Job = Spot each line that carries the word "Geopolitical"; copy those lines.

Entries with figure data
+ + + +
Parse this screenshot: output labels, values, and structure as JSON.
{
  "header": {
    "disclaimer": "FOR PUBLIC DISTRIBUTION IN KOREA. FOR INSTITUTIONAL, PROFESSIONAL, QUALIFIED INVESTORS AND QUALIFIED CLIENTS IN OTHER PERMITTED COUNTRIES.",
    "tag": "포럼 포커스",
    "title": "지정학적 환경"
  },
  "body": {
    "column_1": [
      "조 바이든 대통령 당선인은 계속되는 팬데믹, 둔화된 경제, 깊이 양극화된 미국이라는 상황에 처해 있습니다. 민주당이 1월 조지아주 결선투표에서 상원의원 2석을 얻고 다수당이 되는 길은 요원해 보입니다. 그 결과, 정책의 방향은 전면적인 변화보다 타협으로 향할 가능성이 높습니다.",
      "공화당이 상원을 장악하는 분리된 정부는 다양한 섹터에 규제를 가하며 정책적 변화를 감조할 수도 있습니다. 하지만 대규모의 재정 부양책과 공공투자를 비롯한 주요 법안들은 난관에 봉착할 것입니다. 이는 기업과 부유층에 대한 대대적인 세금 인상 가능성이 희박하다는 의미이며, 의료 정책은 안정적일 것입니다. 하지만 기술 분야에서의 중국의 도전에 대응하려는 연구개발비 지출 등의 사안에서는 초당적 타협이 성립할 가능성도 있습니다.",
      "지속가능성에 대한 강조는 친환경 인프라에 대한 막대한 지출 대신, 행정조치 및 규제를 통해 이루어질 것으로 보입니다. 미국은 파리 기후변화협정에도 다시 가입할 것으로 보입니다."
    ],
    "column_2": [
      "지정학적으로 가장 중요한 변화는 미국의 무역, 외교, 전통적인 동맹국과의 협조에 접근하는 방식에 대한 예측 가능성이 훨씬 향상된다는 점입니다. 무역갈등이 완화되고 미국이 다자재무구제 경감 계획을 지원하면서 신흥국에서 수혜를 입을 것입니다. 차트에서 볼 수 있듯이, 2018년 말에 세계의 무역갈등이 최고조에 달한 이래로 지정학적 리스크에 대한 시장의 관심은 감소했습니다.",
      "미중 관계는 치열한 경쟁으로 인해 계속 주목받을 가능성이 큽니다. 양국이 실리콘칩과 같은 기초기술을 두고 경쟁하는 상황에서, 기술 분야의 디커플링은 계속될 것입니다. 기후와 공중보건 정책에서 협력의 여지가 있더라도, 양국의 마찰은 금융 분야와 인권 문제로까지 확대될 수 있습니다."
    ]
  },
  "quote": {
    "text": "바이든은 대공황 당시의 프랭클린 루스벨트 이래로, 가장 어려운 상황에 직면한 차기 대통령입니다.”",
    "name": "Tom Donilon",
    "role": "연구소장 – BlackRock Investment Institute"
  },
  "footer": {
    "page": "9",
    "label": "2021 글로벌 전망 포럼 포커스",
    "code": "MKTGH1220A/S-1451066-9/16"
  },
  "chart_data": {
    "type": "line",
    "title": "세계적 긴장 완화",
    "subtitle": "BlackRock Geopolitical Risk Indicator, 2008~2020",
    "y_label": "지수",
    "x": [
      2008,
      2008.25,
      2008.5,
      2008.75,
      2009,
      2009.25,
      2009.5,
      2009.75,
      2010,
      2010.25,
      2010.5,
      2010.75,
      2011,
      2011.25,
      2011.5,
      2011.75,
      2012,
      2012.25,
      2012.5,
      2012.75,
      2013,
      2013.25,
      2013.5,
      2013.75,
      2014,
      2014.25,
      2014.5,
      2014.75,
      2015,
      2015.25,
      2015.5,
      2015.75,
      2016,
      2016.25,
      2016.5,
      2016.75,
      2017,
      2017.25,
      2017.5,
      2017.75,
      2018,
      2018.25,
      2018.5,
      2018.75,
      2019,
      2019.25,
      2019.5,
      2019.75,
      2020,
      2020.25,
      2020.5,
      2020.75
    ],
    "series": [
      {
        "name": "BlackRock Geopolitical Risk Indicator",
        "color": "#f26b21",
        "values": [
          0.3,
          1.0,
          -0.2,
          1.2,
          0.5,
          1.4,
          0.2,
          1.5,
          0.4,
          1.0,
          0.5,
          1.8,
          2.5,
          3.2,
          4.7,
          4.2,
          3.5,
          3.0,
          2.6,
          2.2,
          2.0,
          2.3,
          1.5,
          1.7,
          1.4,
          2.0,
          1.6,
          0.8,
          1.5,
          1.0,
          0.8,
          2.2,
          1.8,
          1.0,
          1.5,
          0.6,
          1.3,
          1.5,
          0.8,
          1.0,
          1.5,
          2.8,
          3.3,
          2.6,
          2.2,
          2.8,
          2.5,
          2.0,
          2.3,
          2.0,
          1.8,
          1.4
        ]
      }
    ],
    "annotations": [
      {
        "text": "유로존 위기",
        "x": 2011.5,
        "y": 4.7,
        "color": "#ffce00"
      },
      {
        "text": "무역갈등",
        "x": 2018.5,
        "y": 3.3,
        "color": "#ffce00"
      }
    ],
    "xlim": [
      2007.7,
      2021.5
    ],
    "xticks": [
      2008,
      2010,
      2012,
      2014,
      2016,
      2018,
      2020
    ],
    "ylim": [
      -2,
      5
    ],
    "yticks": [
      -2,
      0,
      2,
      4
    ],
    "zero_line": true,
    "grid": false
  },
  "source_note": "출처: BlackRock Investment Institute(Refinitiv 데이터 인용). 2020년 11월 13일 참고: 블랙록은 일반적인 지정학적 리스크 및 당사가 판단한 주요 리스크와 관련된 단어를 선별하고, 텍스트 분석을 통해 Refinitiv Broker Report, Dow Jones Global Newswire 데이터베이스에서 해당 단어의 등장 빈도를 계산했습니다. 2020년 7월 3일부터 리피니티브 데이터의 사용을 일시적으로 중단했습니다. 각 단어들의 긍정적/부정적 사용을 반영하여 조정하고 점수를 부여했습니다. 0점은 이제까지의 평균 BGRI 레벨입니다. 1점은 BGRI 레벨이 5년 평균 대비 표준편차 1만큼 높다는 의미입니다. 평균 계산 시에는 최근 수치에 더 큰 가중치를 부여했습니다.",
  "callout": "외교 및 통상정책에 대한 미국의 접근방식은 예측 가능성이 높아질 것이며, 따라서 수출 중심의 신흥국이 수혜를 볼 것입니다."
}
+ + + +
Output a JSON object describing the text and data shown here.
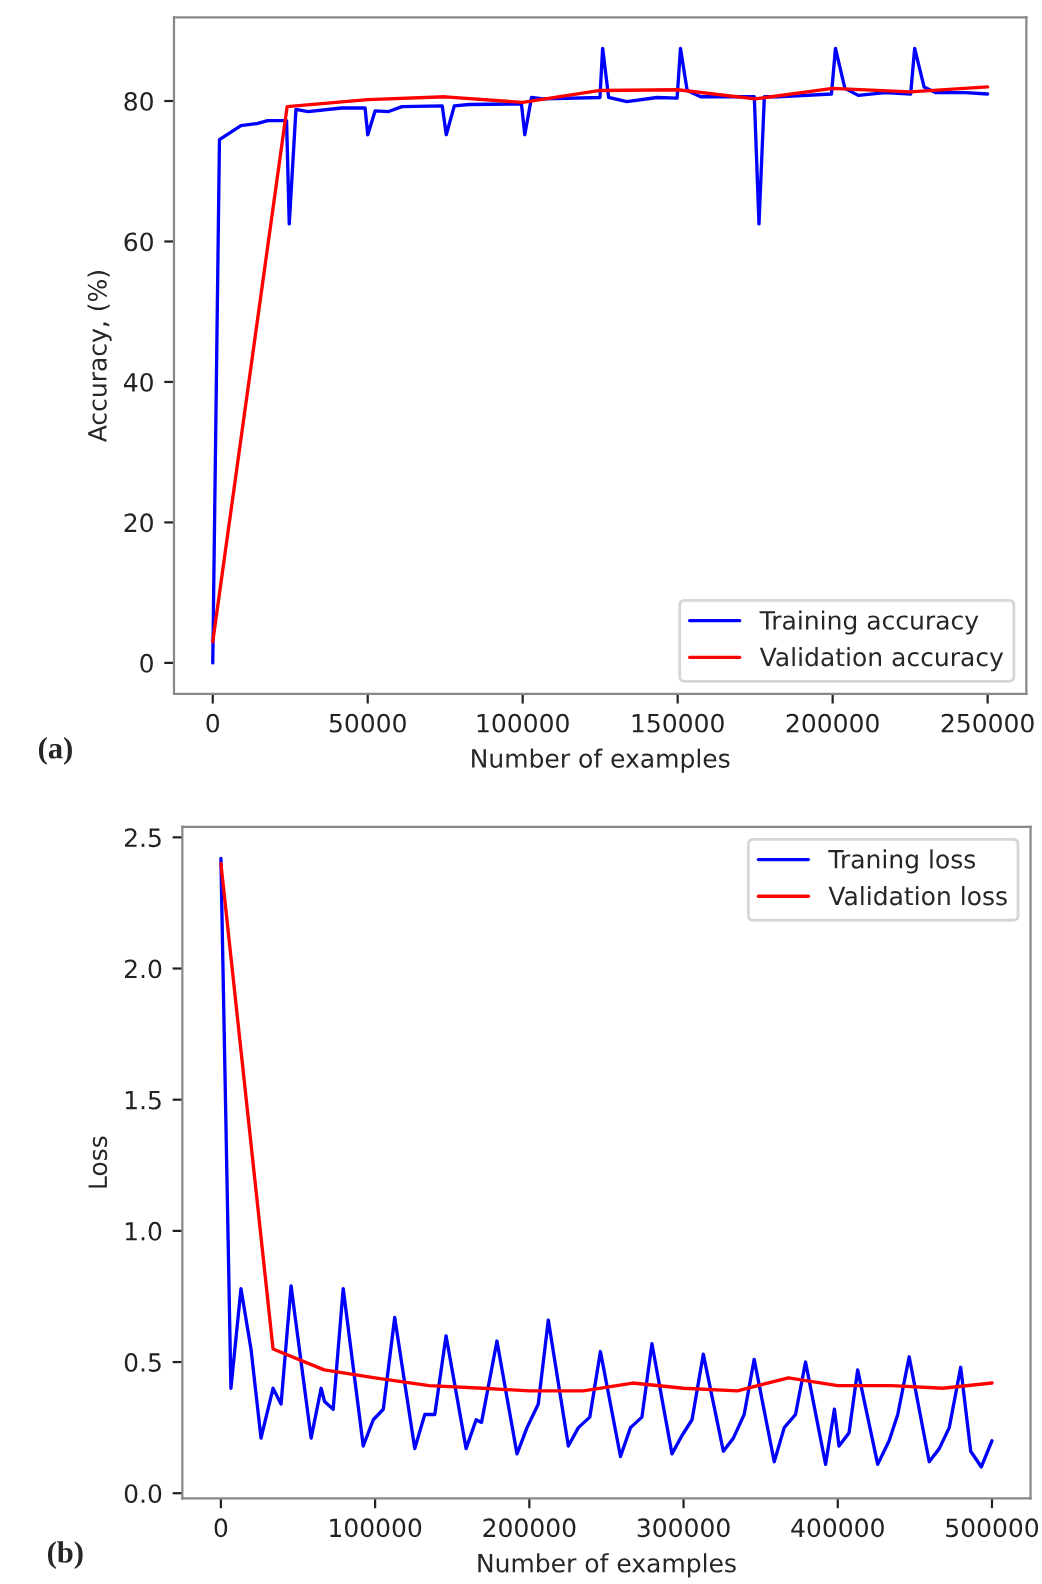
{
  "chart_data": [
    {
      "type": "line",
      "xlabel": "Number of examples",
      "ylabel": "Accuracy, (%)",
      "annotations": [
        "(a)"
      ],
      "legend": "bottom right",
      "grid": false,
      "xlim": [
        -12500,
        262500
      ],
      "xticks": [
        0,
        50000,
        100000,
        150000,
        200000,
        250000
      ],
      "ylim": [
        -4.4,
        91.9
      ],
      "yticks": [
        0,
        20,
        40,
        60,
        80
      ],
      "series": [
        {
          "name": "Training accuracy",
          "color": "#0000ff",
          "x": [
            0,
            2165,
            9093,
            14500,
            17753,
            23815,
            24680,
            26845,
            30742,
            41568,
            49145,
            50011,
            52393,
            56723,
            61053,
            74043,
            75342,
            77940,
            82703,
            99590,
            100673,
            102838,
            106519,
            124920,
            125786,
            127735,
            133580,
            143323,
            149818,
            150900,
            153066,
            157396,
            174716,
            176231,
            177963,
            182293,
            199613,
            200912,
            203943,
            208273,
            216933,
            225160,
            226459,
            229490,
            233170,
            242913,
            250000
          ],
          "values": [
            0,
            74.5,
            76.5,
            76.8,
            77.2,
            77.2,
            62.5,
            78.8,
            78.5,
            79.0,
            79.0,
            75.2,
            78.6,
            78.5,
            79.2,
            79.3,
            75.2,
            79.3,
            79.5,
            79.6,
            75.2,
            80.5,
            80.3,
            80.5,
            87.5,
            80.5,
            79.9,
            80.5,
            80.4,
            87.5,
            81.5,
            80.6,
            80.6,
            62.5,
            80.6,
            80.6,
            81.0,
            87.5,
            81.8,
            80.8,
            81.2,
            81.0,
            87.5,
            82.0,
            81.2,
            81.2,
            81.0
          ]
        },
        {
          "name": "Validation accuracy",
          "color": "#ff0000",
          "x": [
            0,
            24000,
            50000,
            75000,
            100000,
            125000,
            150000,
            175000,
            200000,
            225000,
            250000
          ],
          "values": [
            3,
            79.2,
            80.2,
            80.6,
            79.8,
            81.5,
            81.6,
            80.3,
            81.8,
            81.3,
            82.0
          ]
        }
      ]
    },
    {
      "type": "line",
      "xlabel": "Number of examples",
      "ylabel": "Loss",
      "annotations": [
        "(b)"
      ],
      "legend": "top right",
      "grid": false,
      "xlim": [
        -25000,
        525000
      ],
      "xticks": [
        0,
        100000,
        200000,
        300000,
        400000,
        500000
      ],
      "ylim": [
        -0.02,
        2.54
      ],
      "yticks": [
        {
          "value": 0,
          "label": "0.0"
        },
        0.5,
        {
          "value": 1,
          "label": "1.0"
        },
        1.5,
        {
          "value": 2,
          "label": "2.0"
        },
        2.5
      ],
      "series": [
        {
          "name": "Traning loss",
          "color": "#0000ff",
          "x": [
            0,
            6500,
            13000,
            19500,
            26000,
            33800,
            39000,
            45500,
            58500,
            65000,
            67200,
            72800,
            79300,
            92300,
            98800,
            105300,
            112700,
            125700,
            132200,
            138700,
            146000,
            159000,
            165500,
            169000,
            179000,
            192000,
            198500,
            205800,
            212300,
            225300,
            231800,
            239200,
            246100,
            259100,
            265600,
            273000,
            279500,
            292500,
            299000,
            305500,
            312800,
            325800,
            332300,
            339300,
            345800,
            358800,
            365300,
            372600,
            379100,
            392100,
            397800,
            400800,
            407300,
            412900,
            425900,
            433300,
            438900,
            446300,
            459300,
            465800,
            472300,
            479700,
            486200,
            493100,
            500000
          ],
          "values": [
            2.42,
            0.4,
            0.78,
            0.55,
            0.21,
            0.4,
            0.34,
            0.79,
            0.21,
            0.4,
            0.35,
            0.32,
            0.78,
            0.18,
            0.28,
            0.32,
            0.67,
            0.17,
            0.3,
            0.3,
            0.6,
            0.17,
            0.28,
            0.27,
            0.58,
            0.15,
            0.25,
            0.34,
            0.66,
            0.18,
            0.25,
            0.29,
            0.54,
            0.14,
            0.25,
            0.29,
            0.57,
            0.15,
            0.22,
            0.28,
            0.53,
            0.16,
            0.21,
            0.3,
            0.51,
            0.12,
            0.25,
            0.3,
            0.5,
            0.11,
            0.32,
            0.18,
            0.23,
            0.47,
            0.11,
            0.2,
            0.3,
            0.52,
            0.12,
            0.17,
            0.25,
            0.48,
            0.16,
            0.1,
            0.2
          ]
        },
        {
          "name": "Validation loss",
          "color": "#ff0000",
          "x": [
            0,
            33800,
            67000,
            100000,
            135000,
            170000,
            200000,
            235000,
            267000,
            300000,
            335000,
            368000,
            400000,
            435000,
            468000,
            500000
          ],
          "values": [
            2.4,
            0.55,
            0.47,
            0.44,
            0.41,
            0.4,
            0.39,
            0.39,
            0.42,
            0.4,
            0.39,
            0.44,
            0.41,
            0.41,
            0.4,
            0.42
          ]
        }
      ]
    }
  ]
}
+ + + +
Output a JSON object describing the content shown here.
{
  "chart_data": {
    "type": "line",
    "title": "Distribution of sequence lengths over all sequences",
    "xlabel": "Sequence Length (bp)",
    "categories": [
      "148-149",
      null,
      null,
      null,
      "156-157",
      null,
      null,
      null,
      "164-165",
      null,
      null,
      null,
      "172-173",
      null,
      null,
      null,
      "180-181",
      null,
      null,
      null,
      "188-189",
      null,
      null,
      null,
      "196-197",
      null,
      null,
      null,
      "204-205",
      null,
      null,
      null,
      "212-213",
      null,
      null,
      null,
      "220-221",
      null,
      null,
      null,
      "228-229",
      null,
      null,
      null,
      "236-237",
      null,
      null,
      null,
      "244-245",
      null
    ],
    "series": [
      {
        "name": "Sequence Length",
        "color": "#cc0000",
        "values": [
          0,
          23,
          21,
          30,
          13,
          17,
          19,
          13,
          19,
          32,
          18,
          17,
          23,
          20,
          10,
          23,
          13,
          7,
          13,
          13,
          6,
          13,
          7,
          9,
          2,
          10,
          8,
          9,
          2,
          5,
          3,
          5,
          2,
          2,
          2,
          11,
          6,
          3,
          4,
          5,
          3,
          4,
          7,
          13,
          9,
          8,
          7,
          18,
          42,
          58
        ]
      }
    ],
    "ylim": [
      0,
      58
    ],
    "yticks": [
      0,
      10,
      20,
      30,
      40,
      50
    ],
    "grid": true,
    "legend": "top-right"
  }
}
+ + + +
Exercise output =
    "subtitle": "BlackRock Geopolitical Risk Indicator, 2008~2020",
        "name": "BlackRock Geopolitical Risk Indicator",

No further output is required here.